— PROVIDED DATA —
(begin)

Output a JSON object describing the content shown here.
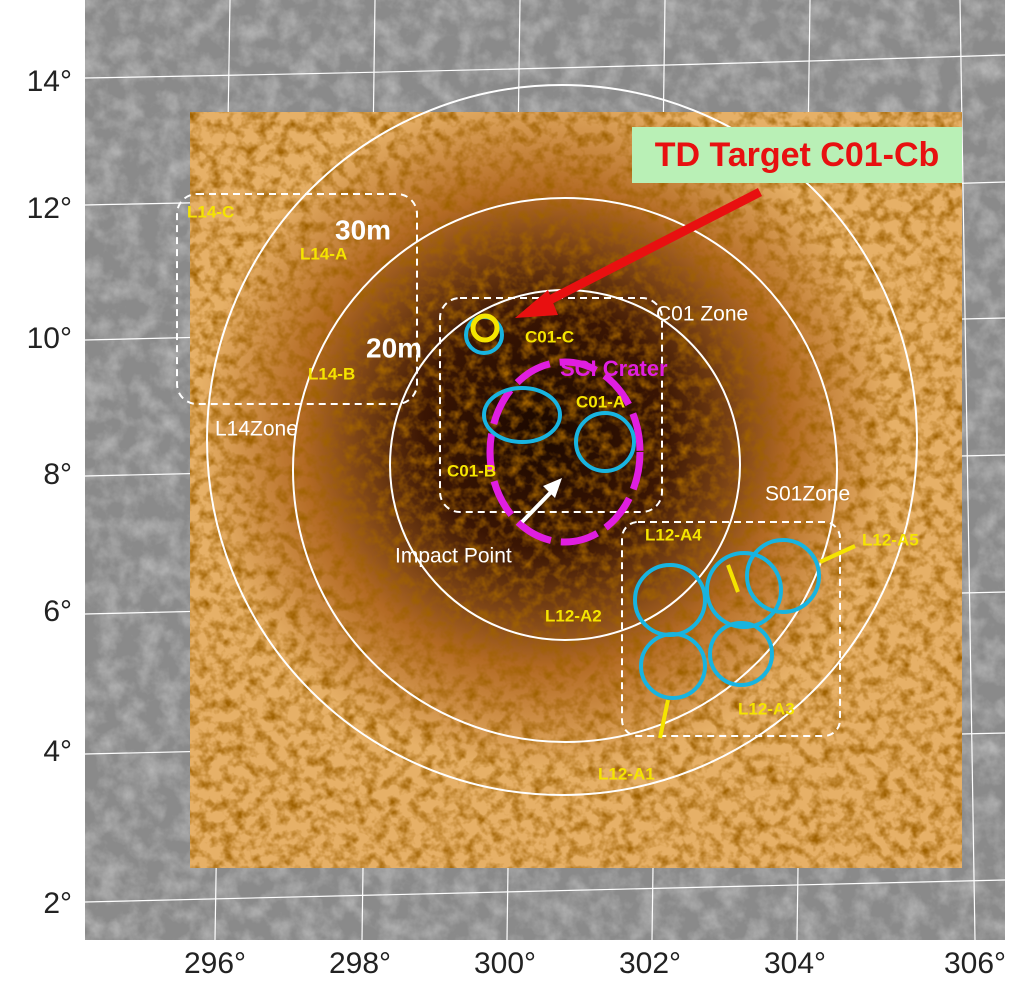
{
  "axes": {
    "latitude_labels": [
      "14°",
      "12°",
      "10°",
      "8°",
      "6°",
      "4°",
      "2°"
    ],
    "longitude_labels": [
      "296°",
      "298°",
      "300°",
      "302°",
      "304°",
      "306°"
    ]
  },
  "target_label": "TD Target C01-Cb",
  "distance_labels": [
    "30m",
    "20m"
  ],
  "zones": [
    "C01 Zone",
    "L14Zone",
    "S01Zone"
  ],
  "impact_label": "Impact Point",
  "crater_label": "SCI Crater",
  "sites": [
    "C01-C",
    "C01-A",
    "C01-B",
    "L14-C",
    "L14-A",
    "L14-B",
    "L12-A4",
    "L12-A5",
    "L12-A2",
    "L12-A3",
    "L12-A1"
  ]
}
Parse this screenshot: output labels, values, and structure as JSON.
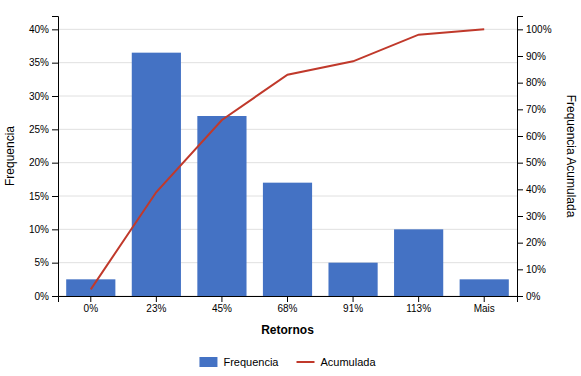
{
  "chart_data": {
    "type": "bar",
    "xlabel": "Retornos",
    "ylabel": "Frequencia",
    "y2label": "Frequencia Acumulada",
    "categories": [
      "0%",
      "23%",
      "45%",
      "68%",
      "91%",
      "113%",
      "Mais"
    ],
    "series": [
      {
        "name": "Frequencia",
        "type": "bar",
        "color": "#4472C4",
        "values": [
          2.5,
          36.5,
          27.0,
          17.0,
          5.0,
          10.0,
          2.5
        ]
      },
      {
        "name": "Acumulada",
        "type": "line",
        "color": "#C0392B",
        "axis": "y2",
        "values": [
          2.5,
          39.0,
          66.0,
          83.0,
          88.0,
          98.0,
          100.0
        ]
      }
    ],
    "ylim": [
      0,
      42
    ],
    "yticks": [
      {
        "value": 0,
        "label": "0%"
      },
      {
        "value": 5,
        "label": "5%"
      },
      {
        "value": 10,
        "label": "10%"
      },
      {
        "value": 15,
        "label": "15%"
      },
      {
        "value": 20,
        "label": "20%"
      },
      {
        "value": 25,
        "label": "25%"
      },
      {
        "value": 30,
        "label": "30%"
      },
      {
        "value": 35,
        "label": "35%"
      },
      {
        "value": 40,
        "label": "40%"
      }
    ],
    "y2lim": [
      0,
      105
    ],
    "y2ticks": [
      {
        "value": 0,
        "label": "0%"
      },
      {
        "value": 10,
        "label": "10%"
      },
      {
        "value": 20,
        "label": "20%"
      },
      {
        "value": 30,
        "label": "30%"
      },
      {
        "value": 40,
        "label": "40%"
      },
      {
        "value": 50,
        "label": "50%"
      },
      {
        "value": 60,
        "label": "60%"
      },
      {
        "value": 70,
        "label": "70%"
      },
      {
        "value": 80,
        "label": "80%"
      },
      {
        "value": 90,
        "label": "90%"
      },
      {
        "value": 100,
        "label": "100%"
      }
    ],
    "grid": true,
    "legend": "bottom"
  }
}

(end)

Extract every line of the data exactly; pictures stay out.

— IN RESPONSE —
Output a JSON object describing the content shown here.
{
  "axes": {
    "latitude_labels": [
      "14°",
      "12°",
      "10°",
      "8°",
      "6°",
      "4°",
      "2°"
    ],
    "longitude_labels": [
      "296°",
      "298°",
      "300°",
      "302°",
      "304°",
      "306°"
    ]
  },
  "target_label": "TD Target C01-Cb",
  "distance_labels": [
    "30m",
    "20m"
  ],
  "zones": [
    "C01 Zone",
    "L14Zone",
    "S01Zone"
  ],
  "impact_label": "Impact Point",
  "crater_label": "SCI Crater",
  "sites": [
    "C01-C",
    "C01-A",
    "C01-B",
    "L14-C",
    "L14-A",
    "L14-B",
    "L12-A4",
    "L12-A5",
    "L12-A2",
    "L12-A3",
    "L12-A1"
  ]
}
Parse this screenshot: output labels, values, and structure as JSON.
{
  "chart_data": {
    "type": "bar",
    "xlabel": "Retornos",
    "ylabel": "Frequencia",
    "y2label": "Frequencia Acumulada",
    "categories": [
      "0%",
      "23%",
      "45%",
      "68%",
      "91%",
      "113%",
      "Mais"
    ],
    "series": [
      {
        "name": "Frequencia",
        "type": "bar",
        "color": "#4472C4",
        "values": [
          2.5,
          36.5,
          27.0,
          17.0,
          5.0,
          10.0,
          2.5
        ]
      },
      {
        "name": "Acumulada",
        "type": "line",
        "color": "#C0392B",
        "axis": "y2",
        "values": [
          2.5,
          39.0,
          66.0,
          83.0,
          88.0,
          98.0,
          100.0
        ]
      }
    ],
    "ylim": [
      0,
      42
    ],
    "yticks": [
      {
        "value": 0,
        "label": "0%"
      },
      {
        "value": 5,
        "label": "5%"
      },
      {
        "value": 10,
        "label": "10%"
      },
      {
        "value": 15,
        "label": "15%"
      },
      {
        "value": 20,
        "label": "20%"
      },
      {
        "value": 25,
        "label": "25%"
      },
      {
        "value": 30,
        "label": "30%"
      },
      {
        "value": 35,
        "label": "35%"
      },
      {
        "value": 40,
        "label": "40%"
      }
    ],
    "y2lim": [
      0,
      105
    ],
    "y2ticks": [
      {
        "value": 0,
        "label": "0%"
      },
      {
        "value": 10,
        "label": "10%"
      },
      {
        "value": 20,
        "label": "20%"
      },
      {
        "value": 30,
        "label": "30%"
      },
      {
        "value": 40,
        "label": "40%"
      },
      {
        "value": 50,
        "label": "50%"
      },
      {
        "value": 60,
        "label": "60%"
      },
      {
        "value": 70,
        "label": "70%"
      },
      {
        "value": 80,
        "label": "80%"
      },
      {
        "value": 90,
        "label": "90%"
      },
      {
        "value": 100,
        "label": "100%"
      }
    ],
    "grid": true,
    "legend": "bottom"
  }
}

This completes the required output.